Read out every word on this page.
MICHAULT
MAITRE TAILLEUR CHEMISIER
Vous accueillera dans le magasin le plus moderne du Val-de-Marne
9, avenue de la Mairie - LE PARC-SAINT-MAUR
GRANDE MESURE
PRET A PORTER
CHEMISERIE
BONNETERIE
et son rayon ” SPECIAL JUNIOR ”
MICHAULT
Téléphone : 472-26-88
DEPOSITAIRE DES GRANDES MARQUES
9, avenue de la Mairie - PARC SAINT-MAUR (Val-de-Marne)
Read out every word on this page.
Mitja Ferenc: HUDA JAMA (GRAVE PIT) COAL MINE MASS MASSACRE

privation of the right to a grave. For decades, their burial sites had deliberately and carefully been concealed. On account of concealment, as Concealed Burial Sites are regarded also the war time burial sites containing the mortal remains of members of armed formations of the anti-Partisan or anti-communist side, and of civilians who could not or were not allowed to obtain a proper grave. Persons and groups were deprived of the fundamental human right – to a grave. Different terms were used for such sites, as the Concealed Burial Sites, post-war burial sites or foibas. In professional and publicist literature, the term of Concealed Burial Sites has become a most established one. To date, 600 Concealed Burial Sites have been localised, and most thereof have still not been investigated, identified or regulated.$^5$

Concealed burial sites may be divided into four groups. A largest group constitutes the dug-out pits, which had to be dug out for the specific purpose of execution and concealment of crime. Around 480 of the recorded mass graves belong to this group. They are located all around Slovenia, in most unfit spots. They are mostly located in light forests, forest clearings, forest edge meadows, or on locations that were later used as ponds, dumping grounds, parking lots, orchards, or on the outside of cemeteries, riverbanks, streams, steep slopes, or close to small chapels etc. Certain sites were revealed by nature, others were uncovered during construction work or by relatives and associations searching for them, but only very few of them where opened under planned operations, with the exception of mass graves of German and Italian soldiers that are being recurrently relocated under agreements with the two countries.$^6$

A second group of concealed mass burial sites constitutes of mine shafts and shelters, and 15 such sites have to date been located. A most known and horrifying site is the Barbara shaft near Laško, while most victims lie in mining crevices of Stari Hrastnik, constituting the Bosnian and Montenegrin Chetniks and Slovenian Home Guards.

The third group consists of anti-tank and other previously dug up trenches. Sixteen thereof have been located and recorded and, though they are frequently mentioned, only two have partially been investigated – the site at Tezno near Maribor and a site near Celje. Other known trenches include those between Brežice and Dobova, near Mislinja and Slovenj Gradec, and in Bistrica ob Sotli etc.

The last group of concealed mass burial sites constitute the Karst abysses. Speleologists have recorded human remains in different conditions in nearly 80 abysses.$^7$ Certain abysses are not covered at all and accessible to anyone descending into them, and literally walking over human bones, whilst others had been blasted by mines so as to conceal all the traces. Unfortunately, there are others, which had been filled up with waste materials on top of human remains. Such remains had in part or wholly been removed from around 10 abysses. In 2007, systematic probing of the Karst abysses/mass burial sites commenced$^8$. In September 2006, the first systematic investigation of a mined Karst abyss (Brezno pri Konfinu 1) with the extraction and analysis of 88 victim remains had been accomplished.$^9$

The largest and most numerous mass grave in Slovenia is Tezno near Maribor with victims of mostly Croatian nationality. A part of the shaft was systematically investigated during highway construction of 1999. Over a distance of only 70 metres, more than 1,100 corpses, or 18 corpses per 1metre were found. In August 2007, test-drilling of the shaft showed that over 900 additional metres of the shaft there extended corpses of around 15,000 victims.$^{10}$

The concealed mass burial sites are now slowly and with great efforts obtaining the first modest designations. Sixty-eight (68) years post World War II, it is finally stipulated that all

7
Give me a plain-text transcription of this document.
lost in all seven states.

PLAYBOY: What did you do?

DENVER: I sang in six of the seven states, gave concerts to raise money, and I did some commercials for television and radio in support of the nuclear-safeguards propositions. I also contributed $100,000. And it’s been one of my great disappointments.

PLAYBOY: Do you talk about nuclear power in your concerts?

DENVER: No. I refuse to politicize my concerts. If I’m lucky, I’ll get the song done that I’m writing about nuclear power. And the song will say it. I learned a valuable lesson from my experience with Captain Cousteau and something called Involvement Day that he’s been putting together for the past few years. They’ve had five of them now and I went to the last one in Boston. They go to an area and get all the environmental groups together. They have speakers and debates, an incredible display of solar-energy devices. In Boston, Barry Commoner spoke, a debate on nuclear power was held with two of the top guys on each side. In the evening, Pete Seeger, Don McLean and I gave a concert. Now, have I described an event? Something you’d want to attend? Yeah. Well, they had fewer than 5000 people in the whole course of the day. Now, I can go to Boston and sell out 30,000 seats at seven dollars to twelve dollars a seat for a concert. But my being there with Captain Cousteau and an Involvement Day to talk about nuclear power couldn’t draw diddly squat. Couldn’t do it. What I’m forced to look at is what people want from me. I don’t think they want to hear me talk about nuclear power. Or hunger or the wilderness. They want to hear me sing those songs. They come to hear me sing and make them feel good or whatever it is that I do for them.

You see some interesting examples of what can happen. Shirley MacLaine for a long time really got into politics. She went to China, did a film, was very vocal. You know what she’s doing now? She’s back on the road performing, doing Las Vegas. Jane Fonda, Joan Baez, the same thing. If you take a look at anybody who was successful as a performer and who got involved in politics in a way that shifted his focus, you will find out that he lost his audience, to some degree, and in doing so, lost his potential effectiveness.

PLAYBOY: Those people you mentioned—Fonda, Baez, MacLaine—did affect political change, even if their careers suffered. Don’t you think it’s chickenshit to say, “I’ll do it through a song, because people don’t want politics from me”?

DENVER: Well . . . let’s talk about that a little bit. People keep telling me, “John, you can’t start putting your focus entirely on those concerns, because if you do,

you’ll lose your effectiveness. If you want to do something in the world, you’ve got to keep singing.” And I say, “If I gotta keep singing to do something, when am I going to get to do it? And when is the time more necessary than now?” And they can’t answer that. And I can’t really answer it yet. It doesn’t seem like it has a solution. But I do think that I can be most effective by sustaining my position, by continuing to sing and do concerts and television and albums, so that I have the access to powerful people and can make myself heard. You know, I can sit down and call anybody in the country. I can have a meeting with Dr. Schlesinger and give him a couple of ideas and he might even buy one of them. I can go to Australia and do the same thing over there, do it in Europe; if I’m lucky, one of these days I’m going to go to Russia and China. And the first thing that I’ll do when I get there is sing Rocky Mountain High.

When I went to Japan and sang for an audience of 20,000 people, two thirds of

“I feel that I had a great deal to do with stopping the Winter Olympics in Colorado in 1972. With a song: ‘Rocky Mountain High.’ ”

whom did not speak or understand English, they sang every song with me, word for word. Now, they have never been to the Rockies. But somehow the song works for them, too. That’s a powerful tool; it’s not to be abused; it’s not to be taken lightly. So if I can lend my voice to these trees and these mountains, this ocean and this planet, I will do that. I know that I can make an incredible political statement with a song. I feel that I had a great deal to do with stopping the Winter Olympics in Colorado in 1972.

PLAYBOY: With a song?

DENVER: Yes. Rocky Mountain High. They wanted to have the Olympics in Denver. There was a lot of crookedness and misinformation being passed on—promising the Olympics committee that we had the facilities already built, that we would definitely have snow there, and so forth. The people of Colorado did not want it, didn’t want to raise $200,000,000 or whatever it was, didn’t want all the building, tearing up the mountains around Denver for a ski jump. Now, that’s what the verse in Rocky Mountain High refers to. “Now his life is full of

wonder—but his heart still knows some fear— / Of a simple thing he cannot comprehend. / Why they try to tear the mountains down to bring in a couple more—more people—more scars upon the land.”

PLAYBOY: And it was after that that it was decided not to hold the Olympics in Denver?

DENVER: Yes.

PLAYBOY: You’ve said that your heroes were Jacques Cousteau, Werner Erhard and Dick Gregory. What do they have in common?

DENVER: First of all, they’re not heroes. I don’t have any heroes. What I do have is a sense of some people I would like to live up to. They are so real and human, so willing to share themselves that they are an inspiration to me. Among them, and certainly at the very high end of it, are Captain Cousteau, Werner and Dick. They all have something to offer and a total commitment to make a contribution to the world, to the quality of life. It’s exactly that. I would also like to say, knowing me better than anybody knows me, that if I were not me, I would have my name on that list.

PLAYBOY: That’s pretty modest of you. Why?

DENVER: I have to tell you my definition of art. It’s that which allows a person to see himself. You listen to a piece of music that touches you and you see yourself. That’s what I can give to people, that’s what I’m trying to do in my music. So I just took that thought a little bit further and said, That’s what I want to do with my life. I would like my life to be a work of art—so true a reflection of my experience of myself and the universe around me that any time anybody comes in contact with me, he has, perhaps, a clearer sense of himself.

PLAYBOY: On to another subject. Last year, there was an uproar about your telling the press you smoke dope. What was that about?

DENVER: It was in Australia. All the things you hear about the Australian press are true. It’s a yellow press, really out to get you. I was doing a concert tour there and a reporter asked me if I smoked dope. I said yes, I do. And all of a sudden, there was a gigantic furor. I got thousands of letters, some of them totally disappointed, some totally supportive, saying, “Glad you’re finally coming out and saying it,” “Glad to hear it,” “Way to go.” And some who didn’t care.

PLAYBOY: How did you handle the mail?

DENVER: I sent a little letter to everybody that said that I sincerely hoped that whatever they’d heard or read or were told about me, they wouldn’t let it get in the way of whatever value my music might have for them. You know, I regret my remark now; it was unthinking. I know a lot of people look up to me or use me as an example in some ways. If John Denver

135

> **STATED EXERCISE**
In the listing, how many lines hold "great"? Answer with a bare number.

> **REPLY**
4